Copy all the data exactly, except the pictures.

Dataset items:
▬▬▬▬▬▬▬▬▬▬

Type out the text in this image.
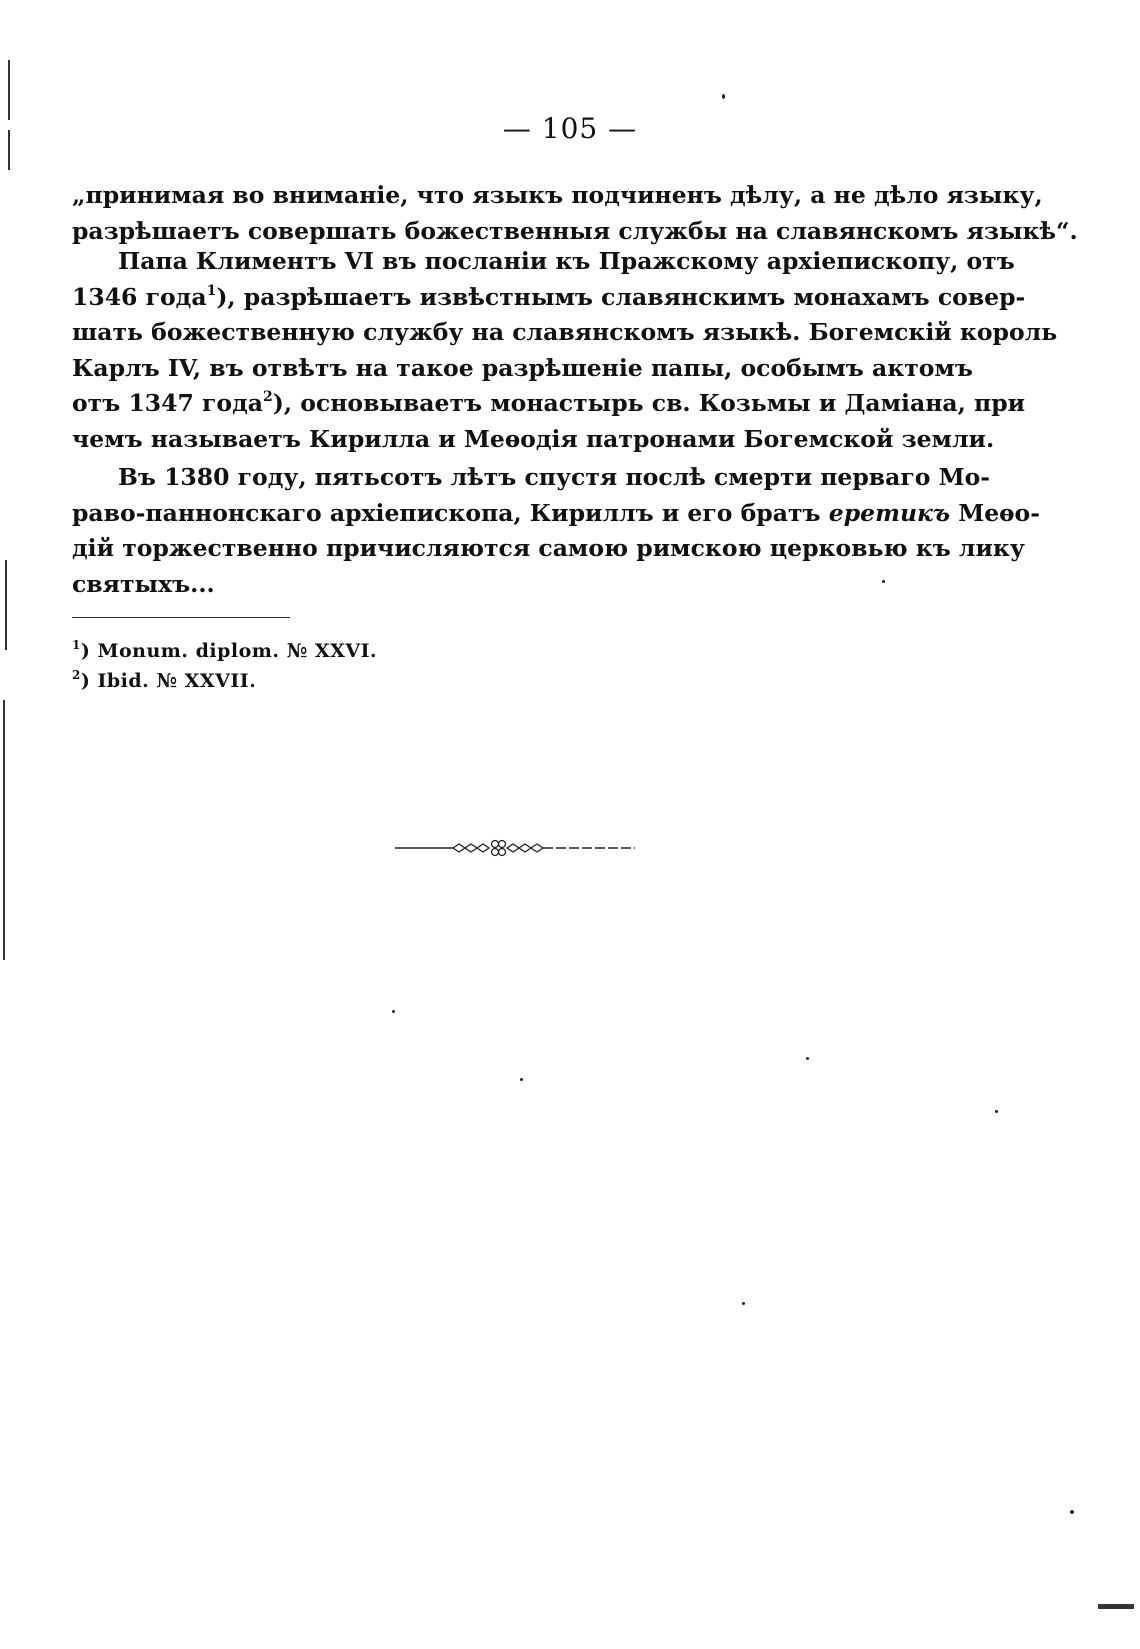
— 105 —
„принимая во вниманіе, что языкъ подчиненъ дѣлу, а не дѣло языку,
разрѣшаетъ совершать божественныя службы на славянскомъ языкѣ“.
Папа Климентъ VI въ посланіи къ Пражскому архіепископу, отъ
1346 года$^1$), разрѣшаетъ извѣстнымъ славянскимъ монахамъ совер-
шать божественную службу на славянскомъ языкѣ. Богемскій король
Карлъ IV, въ отвѣтъ на такое разрѣшеніе папы, особымъ актомъ
отъ 1347 года$^2$), основываетъ монастырь св. Козьмы и Даміана, при
чемъ называетъ Кирилла и Меѳодія патронами Богемской земли.
Въ 1380 году, пятьсотъ лѣтъ спустя послѣ смерти перваго Мо-
раво-паннонскаго архіепископа, Кириллъ и его братъ еретикъ Меѳо-
дій торжественно причисляются самою римскою церковью къ лику
святыхъ...
$^1$) Monum. diplom. № XXVI.
$^2$) Ibid. № XXVII.
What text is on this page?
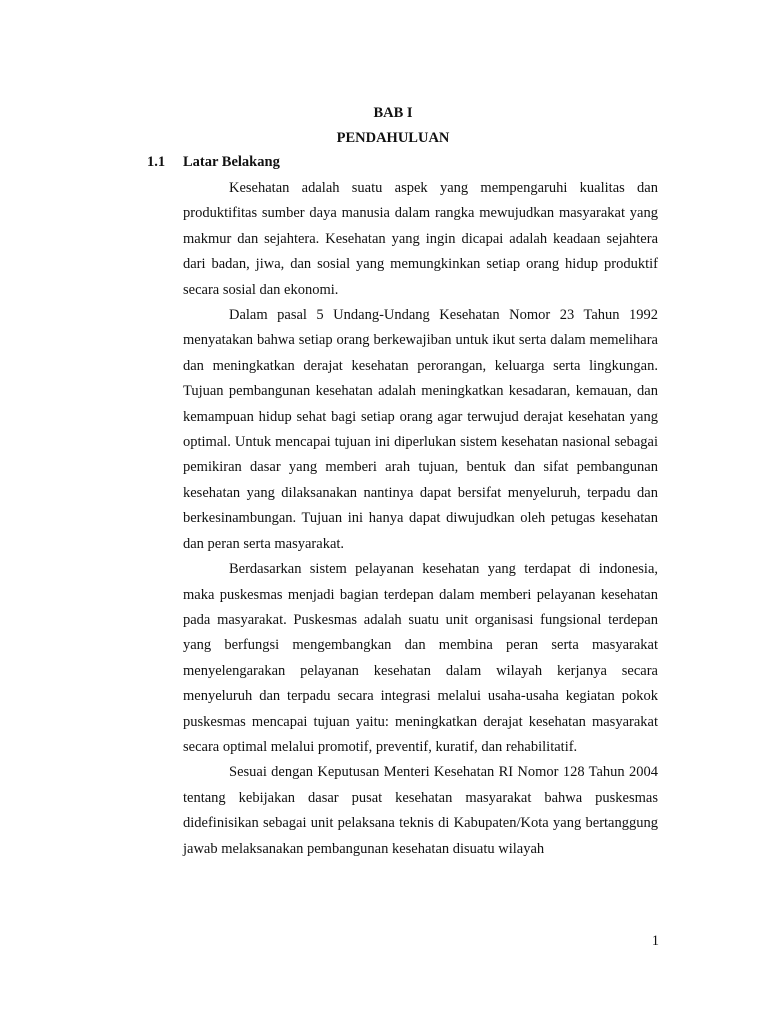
BAB I
PENDAHULUAN
1.1 Latar Belakang

Kesehatan adalah suatu aspek yang mempengaruhi kualitas dan produktifitas sumber daya manusia dalam rangka mewujudkan masyarakat yang makmur dan sejahtera. Kesehatan yang ingin dicapai adalah keadaan sejahtera dari badan, jiwa, dan sosial yang memungkinkan setiap orang hidup produktif secara sosial dan ekonomi.

Dalam pasal 5 Undang-Undang Kesehatan Nomor 23 Tahun 1992 menyatakan bahwa setiap orang berkewajiban untuk ikut serta dalam memelihara dan meningkatkan derajat kesehatan perorangan, keluarga serta lingkungan. Tujuan pembangunan kesehatan adalah meningkatkan kesadaran, kemauan, dan kemampuan hidup sehat bagi setiap orang agar terwujud derajat kesehatan yang optimal. Untuk mencapai tujuan ini diperlukan sistem kesehatan nasional sebagai pemikiran dasar yang memberi arah tujuan, bentuk dan sifat pembangunan kesehatan yang dilaksanakan nantinya dapat bersifat menyeluruh, terpadu dan berkesinambungan. Tujuan ini hanya dapat diwujudkan oleh petugas kesehatan dan peran serta masyarakat.

Berdasarkan sistem pelayanan kesehatan yang terdapat di indonesia, maka puskesmas menjadi bagian terdepan dalam memberi pelayanan kesehatan pada masyarakat. Puskesmas adalah suatu unit organisasi fungsional terdepan yang berfungsi mengembangkan dan membina peran serta masyarakat menyelengarakan pelayanan kesehatan dalam wilayah kerjanya secara menyeluruh dan terpadu secara integrasi melalui usaha-usaha kegiatan pokok puskesmas mencapai tujuan yaitu: meningkatkan derajat kesehatan masyarakat secara optimal melalui promotif, preventif, kuratif, dan rehabilitatif.

Sesuai dengan Keputusan Menteri Kesehatan RI Nomor 128 Tahun 2004 tentang kebijakan dasar pusat kesehatan masyarakat bahwa puskesmas didefinisikan sebagai unit pelaksana teknis di Kabupaten/Kota yang bertanggung jawab melaksanakan pembangunan kesehatan disuatu wilayah

1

▬▬▬▬▬▬▬▬▬▬

### Answer to this problem
Type out the text in this image.
— 105 —
„принимая во вниманіе, что языкъ подчиненъ дѣлу, а не дѣло языку,
разрѣшаетъ совершать божественныя службы на славянскомъ языкѣ“.
Папа Климентъ VI въ посланіи къ Пражскому архіепископу, отъ
1346 года$^1$), разрѣшаетъ извѣстнымъ славянскимъ монахамъ совер-
шать божественную службу на славянскомъ языкѣ. Богемскій король
Карлъ IV, въ отвѣтъ на такое разрѣшеніе папы, особымъ актомъ
отъ 1347 года$^2$), основываетъ монастырь св. Козьмы и Даміана, при
чемъ называетъ Кирилла и Меѳодія патронами Богемской земли.
Въ 1380 году, пятьсотъ лѣтъ спустя послѣ смерти перваго Мо-
раво-паннонскаго архіепископа, Кириллъ и его братъ еретикъ Меѳо-
дій торжественно причисляются самою римскою церковью къ лику
святыхъ...
$^1$) Monum. diplom. № XXVI.
$^2$) Ibid. № XXVII.
What text is on this page?
BAB I
PENDAHULUAN
1.1 Latar Belakang

Kesehatan adalah suatu aspek yang mempengaruhi kualitas dan produktifitas sumber daya manusia dalam rangka mewujudkan masyarakat yang makmur dan sejahtera. Kesehatan yang ingin dicapai adalah keadaan sejahtera dari badan, jiwa, dan sosial yang memungkinkan setiap orang hidup produktif secara sosial dan ekonomi.

Dalam pasal 5 Undang-Undang Kesehatan Nomor 23 Tahun 1992 menyatakan bahwa setiap orang berkewajiban untuk ikut serta dalam memelihara dan meningkatkan derajat kesehatan perorangan, keluarga serta lingkungan. Tujuan pembangunan kesehatan adalah meningkatkan kesadaran, kemauan, dan kemampuan hidup sehat bagi setiap orang agar terwujud derajat kesehatan yang optimal. Untuk mencapai tujuan ini diperlukan sistem kesehatan nasional sebagai pemikiran dasar yang memberi arah tujuan, bentuk dan sifat pembangunan kesehatan yang dilaksanakan nantinya dapat bersifat menyeluruh, terpadu dan berkesinambungan. Tujuan ini hanya dapat diwujudkan oleh petugas kesehatan dan peran serta masyarakat.

Berdasarkan sistem pelayanan kesehatan yang terdapat di indonesia, maka puskesmas menjadi bagian terdepan dalam memberi pelayanan kesehatan pada masyarakat. Puskesmas adalah suatu unit organisasi fungsional terdepan yang berfungsi mengembangkan dan membina peran serta masyarakat menyelengarakan pelayanan kesehatan dalam wilayah kerjanya secara menyeluruh dan terpadu secara integrasi melalui usaha-usaha kegiatan pokok puskesmas mencapai tujuan yaitu: meningkatkan derajat kesehatan masyarakat secara optimal melalui promotif, preventif, kuratif, dan rehabilitatif.

Sesuai dengan Keputusan Menteri Kesehatan RI Nomor 128 Tahun 2004 tentang kebijakan dasar pusat kesehatan masyarakat bahwa puskesmas didefinisikan sebagai unit pelaksana teknis di Kabupaten/Kota yang bertanggung jawab melaksanakan pembangunan kesehatan disuatu wilayah

1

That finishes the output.